**Task statement:** Reproduce every one of the rows below word for word, leaving out the pictures.

**Provided information:**
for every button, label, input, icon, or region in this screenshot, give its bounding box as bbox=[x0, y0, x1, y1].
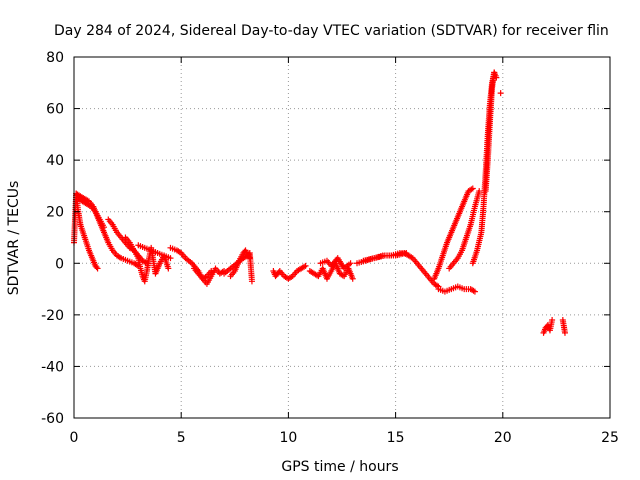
data-point bbox=[167, 255, 174, 262]
data-point bbox=[403, 249, 410, 256]
data-point bbox=[549, 317, 556, 324]
data-point bbox=[246, 255, 253, 262]
plot-frame bbox=[73, 56, 611, 419]
data-point bbox=[561, 329, 568, 336]
y-tick-label: -60 bbox=[41, 411, 64, 427]
data-point bbox=[471, 288, 478, 295]
y-tick-label: 60 bbox=[46, 102, 64, 118]
y-tick-label: 20 bbox=[46, 205, 64, 221]
data-point bbox=[208, 268, 215, 275]
x-tick-label: 10 bbox=[279, 430, 297, 446]
data-point bbox=[302, 262, 309, 269]
data-point bbox=[101, 224, 108, 231]
y-tick-label: -20 bbox=[41, 308, 64, 324]
x-tick-label: 15 bbox=[387, 430, 405, 446]
x-axis-label: GPS time / hours bbox=[281, 459, 398, 475]
x-tick-labels: 0 5 10 15 20 25 bbox=[70, 430, 619, 446]
data-point bbox=[491, 69, 498, 76]
x-tick-label: 20 bbox=[494, 430, 512, 446]
ticks bbox=[73, 56, 611, 419]
y-tick-label: -40 bbox=[41, 359, 64, 375]
data-point bbox=[93, 264, 100, 271]
y-tick-labels: -60 -40 -20 0 20 40 60 80 bbox=[41, 50, 64, 427]
y-tick-label: 40 bbox=[46, 153, 64, 169]
y-axis-label: SDTVAR / TECUs bbox=[6, 181, 22, 296]
data-point bbox=[347, 260, 354, 267]
y-tick-label: 80 bbox=[46, 50, 64, 66]
data-point bbox=[497, 90, 504, 97]
data-point bbox=[165, 265, 172, 272]
x-tick-label: 0 bbox=[70, 430, 79, 446]
data-point bbox=[469, 185, 476, 192]
chart-title: Day 284 of 2024, Sidereal Day-to-day VTE… bbox=[54, 23, 609, 39]
data-point bbox=[349, 275, 356, 282]
data-marks bbox=[71, 69, 568, 336]
x-tick-label: 5 bbox=[177, 430, 186, 446]
data-point bbox=[248, 278, 255, 285]
y-tick-label: 0 bbox=[55, 256, 64, 272]
data-point bbox=[493, 74, 500, 81]
data-point bbox=[476, 188, 483, 195]
x-tick-label: 25 bbox=[601, 430, 619, 446]
data-point bbox=[94, 265, 101, 272]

**Solution for this exercise:**
for every button, label, input, icon, or region in this screenshot, give its bounding box as bbox=[x0, y0, x1, y1].
data-point bbox=[167, 255, 174, 262]
data-point bbox=[403, 249, 410, 256]
data-point bbox=[549, 317, 556, 324]
data-point bbox=[246, 255, 253, 262]
plot-frame bbox=[73, 56, 611, 419]
data-point bbox=[561, 329, 568, 336]
y-tick-label: -60 bbox=[41, 411, 64, 427]
data-point bbox=[471, 288, 478, 295]
y-tick-label: 60 bbox=[46, 102, 64, 118]
y-tick-label: 20 bbox=[46, 205, 64, 221]
data-point bbox=[208, 268, 215, 275]
x-tick-label: 10 bbox=[279, 430, 297, 446]
data-point bbox=[302, 262, 309, 269]
data-point bbox=[101, 224, 108, 231]
y-tick-label: -20 bbox=[41, 308, 64, 324]
x-tick-label: 15 bbox=[387, 430, 405, 446]
x-axis-label: GPS time / hours bbox=[281, 459, 398, 475]
x-tick-labels: 0 5 10 15 20 25 bbox=[70, 430, 619, 446]
data-point bbox=[491, 69, 498, 76]
x-tick-label: 20 bbox=[494, 430, 512, 446]
ticks bbox=[73, 56, 611, 419]
y-tick-label: -40 bbox=[41, 359, 64, 375]
data-point bbox=[93, 264, 100, 271]
y-tick-labels: -60 -40 -20 0 20 40 60 80 bbox=[41, 50, 64, 427]
y-tick-label: 40 bbox=[46, 153, 64, 169]
y-axis-label: SDTVAR / TECUs bbox=[6, 181, 22, 296]
data-point bbox=[347, 260, 354, 267]
y-tick-label: 80 bbox=[46, 50, 64, 66]
data-point bbox=[497, 90, 504, 97]
data-point bbox=[165, 265, 172, 272]
x-tick-label: 0 bbox=[70, 430, 79, 446]
data-point bbox=[469, 185, 476, 192]
chart-title: Day 284 of 2024, Sidereal Day-to-day VTE… bbox=[54, 23, 609, 39]
data-point bbox=[349, 275, 356, 282]
data-marks bbox=[71, 69, 568, 336]
x-tick-label: 5 bbox=[177, 430, 186, 446]
data-point bbox=[248, 278, 255, 285]
y-tick-label: 0 bbox=[55, 256, 64, 272]
data-point bbox=[493, 74, 500, 81]
data-point bbox=[476, 188, 483, 195]
x-tick-label: 25 bbox=[601, 430, 619, 446]
data-point bbox=[94, 265, 101, 272]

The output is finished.